EXERCISE REQUIREMENTS:
A – Transcribe the part of the patch message from "diff --git a/src/common/wchar.c" to "char *s, int len)".
B – Using the patch message, decide whether each statement agrees with it. Answer yes or no for each, and quote the deciding words.
(i) The patch touches four files.
(ii) For mostly ascii input, the author expects that part of the flame graph to shrink by 40-50%.
(iii) The patch has pg_utf8_verifystr use SSE2 for the non-ascii path.
C – Continue the patch message from the point where it stops.

PASSAGE:
========

I wrote:
> We can also shave a
> few percent by having pg_utf8_verifystr use SSE2 for the ascii path. I
> can look into this.

Here's a patch for that. If the input is mostly ascii, I'd expect that
part of the flame graph to shrink by 40-50% and give a small boost
overall.

-- 
John Naylor
EDB: http://www.enterprisedb.com
 src/common/wchar.c                       | 18 ++++--------
 src/include/mb/pg_wchar.h                | 50 ++++++++++++++++++++++++++++++--
 src/test/regress/expected/conversion.out |  3 +-
 src/test/regress/sql/conversion.sql      |  3 +-
 4 files changed, 58 insertions(+), 16 deletions(-)

diff --git a/src/common/wchar.c b/src/common/wchar.c
index 1e6e198bf2..a305e0e66b 100644
--- a/src/common/wchar.c
+++ b/src/common/wchar.c
@@ -1918,26 +1918,20 @@ pg_utf8_verifystr(const unsigned char *s, int len)

========

DATA SECTION:
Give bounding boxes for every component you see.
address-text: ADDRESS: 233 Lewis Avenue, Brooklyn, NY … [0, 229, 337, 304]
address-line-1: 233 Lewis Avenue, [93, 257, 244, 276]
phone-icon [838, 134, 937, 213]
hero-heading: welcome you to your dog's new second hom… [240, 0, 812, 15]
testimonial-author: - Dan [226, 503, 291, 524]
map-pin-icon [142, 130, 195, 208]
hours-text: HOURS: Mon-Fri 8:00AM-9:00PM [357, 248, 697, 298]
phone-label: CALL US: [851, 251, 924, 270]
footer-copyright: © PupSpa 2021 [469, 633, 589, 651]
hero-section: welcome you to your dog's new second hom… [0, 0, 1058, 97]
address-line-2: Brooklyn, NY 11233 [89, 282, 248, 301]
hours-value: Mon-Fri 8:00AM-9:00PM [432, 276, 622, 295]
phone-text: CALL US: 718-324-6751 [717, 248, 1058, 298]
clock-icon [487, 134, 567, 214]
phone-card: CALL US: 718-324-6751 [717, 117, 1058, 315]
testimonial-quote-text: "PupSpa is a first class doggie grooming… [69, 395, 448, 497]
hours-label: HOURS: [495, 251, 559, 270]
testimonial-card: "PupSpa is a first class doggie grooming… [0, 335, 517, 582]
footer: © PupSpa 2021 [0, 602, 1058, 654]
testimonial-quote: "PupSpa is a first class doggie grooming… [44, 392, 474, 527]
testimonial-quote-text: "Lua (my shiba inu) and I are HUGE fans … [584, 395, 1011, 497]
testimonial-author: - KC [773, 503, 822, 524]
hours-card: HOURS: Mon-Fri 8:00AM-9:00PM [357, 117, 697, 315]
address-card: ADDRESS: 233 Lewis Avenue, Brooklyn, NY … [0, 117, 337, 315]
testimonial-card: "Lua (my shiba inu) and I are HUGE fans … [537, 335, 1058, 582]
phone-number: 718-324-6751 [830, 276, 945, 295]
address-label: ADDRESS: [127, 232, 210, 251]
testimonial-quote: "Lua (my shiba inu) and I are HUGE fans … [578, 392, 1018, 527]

========

ANSWERS:
A –
diff --git a/src/common/wchar.c b/src/common/wchar.c
index 1e6e198bf2..a305e0e66b 100644
--- a/src/common/wchar.c
+++ b/src/common/wchar.c
@@ -1918,26 +1918,20 @@ pg_utf8_verifystr(const unsigned char *s, int len)

B –
(i) Yes: "4 files changed, 58 insertions(+), 16 deletions(-)"
(ii) Yes: "If the input is mostly ascii, I'd expect that part of the flame graph to shrink by 40-50%"
(iii) No: "having pg_utf8_verifystr use SSE2 for the ascii path"

C –
 	const int	orig_len = len;
 	uint32		state = BGN;
 
-/*
- * Sixteen seems to give the best balance of performance across different
- * byte distributions.
- */
-#define STRIDE_LENGTH 16
-
-	if (len >= STRIDE_LENGTH)
+	if (len >= ASCII_CHECK_LEN)
 	{
-		while (len >= STRIDE_LENGTH)
+		while (len >= ASCII_CHECK_LEN)
 		{
 			/*
 			 * If the chunk is all ASCII, we can skip the full UTF-8 check,
 			 * but we must first check for a non-END state, which means the
 			 * previous chunk ended in the middle of a multibyte sequence.
 			 */
-			if (state != END || !is_valid_ascii(s, STRIDE_LENGTH))
-				utf8_advance(s, &state, STRIDE_LENGTH);
+			if (state != END || !is_valid_ascii(s, ASCII_CHECK_LEN))
+				utf8_advance(s, &state, ASCII_CHECK_LEN);
 
-			s += STRIDE_LENGTH;
-			len -= STRIDE_LENGTH;
+			s += ASCII_CHECK_LEN;
+			len -= ASCII_CHECK_LEN;
 		}
 
 		/* The error state persists, so we only need to check for it here. */
diff --git a/src/include/mb/pg_wchar.h b/src/include/mb/pg_wchar.h
index 31f5b393da..ca238c212b 100644
--- a/src/include/mb/pg_wchar.h
+++ b/src/include/mb/pg_wchar.h
@@ -700,19 +700,64 @@ extern WCHAR *pgwin32_message_to_UTF16(const char *str, int len, int *utf16len);
 #endif
 
 
+/*
+ * Note: We piggy-back on the check for SSE 4.2 intrinsics but only need SSE2 at runtime.
+ * That's supported by all x86-64 hardware, so we don't need an indirect function call.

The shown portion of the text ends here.